## Data entries

** begin **

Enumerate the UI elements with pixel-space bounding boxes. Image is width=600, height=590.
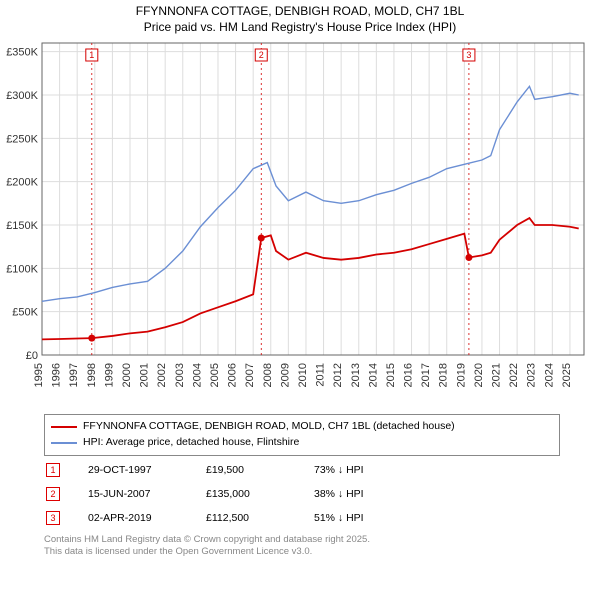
x-tick-label: 2002 [156, 363, 168, 387]
x-tick-label: 2007 [244, 363, 256, 387]
event-row: 3 02-APR-2019 £112,500 51% ↓ HPI [44, 506, 560, 530]
y-tick-label: £50K [12, 307, 38, 319]
sale-badge-number: 2 [259, 50, 264, 60]
title-line-2: Price paid vs. HM Land Registry's House … [0, 20, 600, 36]
x-tick-label: 2025 [561, 363, 573, 387]
event-date: 29-OCT-1997 [88, 464, 178, 476]
footer-line-1: Contains HM Land Registry data © Crown c… [44, 534, 560, 546]
x-tick-label: 2019 [455, 363, 467, 387]
event-badge: 3 [46, 511, 60, 525]
x-tick-label: 2012 [332, 363, 344, 387]
x-tick-label: 2024 [543, 363, 555, 387]
y-tick-label: £250K [6, 134, 38, 146]
footer-line-2: This data is licensed under the Open Gov… [44, 546, 560, 558]
sale-point [258, 235, 265, 242]
y-tick-label: £200K [6, 177, 38, 189]
x-tick-label: 2021 [491, 363, 503, 387]
x-tick-label: 1996 [51, 363, 63, 387]
legend-label: HPI: Average price, detached house, Flin… [83, 435, 299, 451]
x-tick-label: 2015 [385, 363, 397, 387]
x-tick-label: 2000 [121, 363, 133, 387]
event-row: 2 15-JUN-2007 £135,000 38% ↓ HPI [44, 482, 560, 506]
legend-swatch [51, 442, 77, 444]
event-date: 02-APR-2019 [88, 512, 178, 524]
x-tick-label: 2003 [174, 363, 186, 387]
y-tick-label: £100K [6, 264, 38, 276]
event-row: 1 29-OCT-1997 £19,500 73% ↓ HPI [44, 458, 560, 482]
title-line-1: FFYNNONFA COTTAGE, DENBIGH ROAD, MOLD, C… [0, 4, 600, 20]
y-tick-label: £0 [26, 350, 38, 362]
x-tick-label: 2004 [191, 363, 203, 387]
x-tick-label: 2001 [139, 363, 151, 387]
y-tick-label: £300K [6, 90, 38, 102]
event-date: 15-JUN-2007 [88, 488, 178, 500]
sale-point [465, 254, 472, 261]
event-badge: 1 [46, 463, 60, 477]
chart-container: FFYNNONFA COTTAGE, DENBIGH ROAD, MOLD, C… [0, 0, 600, 408]
x-tick-label: 2020 [473, 363, 485, 387]
legend-swatch [51, 426, 77, 428]
x-tick-label: 2011 [315, 363, 327, 387]
legend: FFYNNONFA COTTAGE, DENBIGH ROAD, MOLD, C… [44, 414, 560, 456]
event-badge: 2 [46, 487, 60, 501]
event-price: £112,500 [206, 512, 286, 524]
x-tick-label: 2017 [420, 363, 432, 387]
x-tick-label: 2014 [367, 363, 379, 387]
x-tick-label: 2023 [526, 363, 538, 387]
legend-row: HPI: Average price, detached house, Flin… [51, 435, 553, 451]
x-tick-label: 2016 [403, 363, 415, 387]
x-tick-label: 2013 [350, 363, 362, 387]
event-delta: 38% ↓ HPI [314, 488, 364, 500]
x-tick-label: 2010 [297, 363, 309, 387]
y-tick-label: £350K [6, 47, 38, 59]
x-tick-label: 1997 [68, 363, 80, 387]
chart-svg: £0 £50K £100K £150K £200K £250K £300K £350K 1995… [0, 35, 600, 407]
y-tick-label: £150K [6, 220, 38, 232]
x-tick-label: 2006 [227, 363, 239, 387]
x-tick-label: 1998 [86, 363, 98, 387]
x-tick-label: 1999 [103, 363, 115, 387]
event-delta: 51% ↓ HPI [314, 512, 364, 524]
x-tick-label: 1995 [33, 363, 45, 387]
x-tick-label: 2008 [262, 363, 274, 387]
event-price: £135,000 [206, 488, 286, 500]
chart-title: FFYNNONFA COTTAGE, DENBIGH ROAD, MOLD, C… [0, 0, 600, 35]
sale-badge-number: 3 [466, 50, 471, 60]
legend-label: FFYNNONFA COTTAGE, DENBIGH ROAD, MOLD, C… [83, 419, 455, 435]
event-price: £19,500 [206, 464, 286, 476]
sale-events: 1 29-OCT-1997 £19,500 73% ↓ HPI 2 15-JUN-2007… [44, 458, 560, 530]
sale-point [88, 335, 95, 342]
legend-row: FFYNNONFA COTTAGE, DENBIGH ROAD, MOLD, C… [51, 419, 553, 435]
x-tick-label: 2018 [438, 363, 450, 387]
sale-badge-number: 1 [89, 50, 94, 60]
series-property [42, 218, 579, 339]
series-hpi [42, 87, 579, 302]
x-tick-label: 2009 [279, 363, 291, 387]
x-tick-label: 2022 [508, 363, 520, 387]
footer-attribution: Contains HM Land Registry data © Crown c… [44, 534, 560, 559]
x-tick-label: 2005 [209, 363, 221, 387]
event-delta: 73% ↓ HPI [314, 464, 364, 476]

** end **

## Aim
Return every line of the items above verbatim, omitting the pictures.

## Exercise response
Enumerate the UI elements with pixel-space bounding boxes. Image is width=600, height=590.
x-tick-label: 2002 [156, 363, 168, 387]
x-tick-label: 2007 [244, 363, 256, 387]
event-row: 3 02-APR-2019 £112,500 51% ↓ HPI [44, 506, 560, 530]
y-tick-label: £50K [12, 307, 38, 319]
sale-badge-number: 2 [259, 50, 264, 60]
title-line-2: Price paid vs. HM Land Registry's House … [0, 20, 600, 36]
x-tick-label: 2025 [561, 363, 573, 387]
event-date: 29-OCT-1997 [88, 464, 178, 476]
footer-line-1: Contains HM Land Registry data © Crown c… [44, 534, 560, 546]
x-tick-label: 2019 [455, 363, 467, 387]
event-badge: 3 [46, 511, 60, 525]
x-tick-label: 2012 [332, 363, 344, 387]
x-tick-label: 2024 [543, 363, 555, 387]
y-tick-label: £250K [6, 134, 38, 146]
footer-line-2: This data is licensed under the Open Gov… [44, 546, 560, 558]
sale-point [258, 235, 265, 242]
y-tick-label: £200K [6, 177, 38, 189]
x-tick-label: 2021 [491, 363, 503, 387]
x-tick-label: 1996 [51, 363, 63, 387]
legend-label: HPI: Average price, detached house, Flin… [83, 435, 299, 451]
x-tick-label: 2015 [385, 363, 397, 387]
x-tick-label: 2000 [121, 363, 133, 387]
event-row: 2 15-JUN-2007 £135,000 38% ↓ HPI [44, 482, 560, 506]
legend-swatch [51, 442, 77, 444]
event-date: 02-APR-2019 [88, 512, 178, 524]
x-tick-label: 2003 [174, 363, 186, 387]
y-tick-label: £100K [6, 264, 38, 276]
event-row: 1 29-OCT-1997 £19,500 73% ↓ HPI [44, 458, 560, 482]
title-line-1: FFYNNONFA COTTAGE, DENBIGH ROAD, MOLD, C… [0, 4, 600, 20]
y-tick-label: £0 [26, 350, 38, 362]
x-tick-label: 2004 [191, 363, 203, 387]
x-tick-label: 2001 [139, 363, 151, 387]
y-tick-label: £300K [6, 90, 38, 102]
event-date: 15-JUN-2007 [88, 488, 178, 500]
sale-point [465, 254, 472, 261]
event-badge: 1 [46, 463, 60, 477]
chart-container: FFYNNONFA COTTAGE, DENBIGH ROAD, MOLD, C… [0, 0, 600, 408]
x-tick-label: 2020 [473, 363, 485, 387]
legend-swatch [51, 426, 77, 428]
x-tick-label: 2011 [315, 363, 327, 387]
legend: FFYNNONFA COTTAGE, DENBIGH ROAD, MOLD, C… [44, 414, 560, 456]
event-badge: 2 [46, 487, 60, 501]
event-price: £112,500 [206, 512, 286, 524]
x-tick-label: 2017 [420, 363, 432, 387]
x-tick-label: 2014 [367, 363, 379, 387]
x-tick-label: 2023 [526, 363, 538, 387]
legend-row: HPI: Average price, detached house, Flin… [51, 435, 553, 451]
x-tick-label: 2016 [403, 363, 415, 387]
x-tick-label: 2013 [350, 363, 362, 387]
event-delta: 38% ↓ HPI [314, 488, 364, 500]
x-tick-label: 2010 [297, 363, 309, 387]
y-tick-label: £350K [6, 47, 38, 59]
x-tick-label: 1997 [68, 363, 80, 387]
chart-svg: £0 £50K £100K £150K £200K £250K £300K £350K 1995… [0, 35, 600, 407]
y-tick-label: £150K [6, 220, 38, 232]
x-tick-label: 2006 [227, 363, 239, 387]
x-tick-label: 1998 [86, 363, 98, 387]
x-tick-label: 1999 [103, 363, 115, 387]
event-delta: 51% ↓ HPI [314, 512, 364, 524]
x-tick-label: 1995 [33, 363, 45, 387]
x-tick-label: 2008 [262, 363, 274, 387]
event-price: £135,000 [206, 488, 286, 500]
chart-title: FFYNNONFA COTTAGE, DENBIGH ROAD, MOLD, C… [0, 0, 600, 35]
sale-badge-number: 3 [466, 50, 471, 60]
legend-label: FFYNNONFA COTTAGE, DENBIGH ROAD, MOLD, C… [83, 419, 455, 435]
event-price: £19,500 [206, 464, 286, 476]
sale-events: 1 29-OCT-1997 £19,500 73% ↓ HPI 2 15-JUN-2007… [44, 458, 560, 530]
sale-point [88, 335, 95, 342]
legend-row: FFYNNONFA COTTAGE, DENBIGH ROAD, MOLD, C… [51, 419, 553, 435]
x-tick-label: 2018 [438, 363, 450, 387]
sale-badge-number: 1 [89, 50, 94, 60]
series-property [42, 218, 579, 339]
series-hpi [42, 87, 579, 302]
x-tick-label: 2009 [279, 363, 291, 387]
x-tick-label: 2022 [508, 363, 520, 387]
footer-attribution: Contains HM Land Registry data © Crown c… [44, 534, 560, 559]
x-tick-label: 2005 [209, 363, 221, 387]
event-delta: 73% ↓ HPI [314, 464, 364, 476]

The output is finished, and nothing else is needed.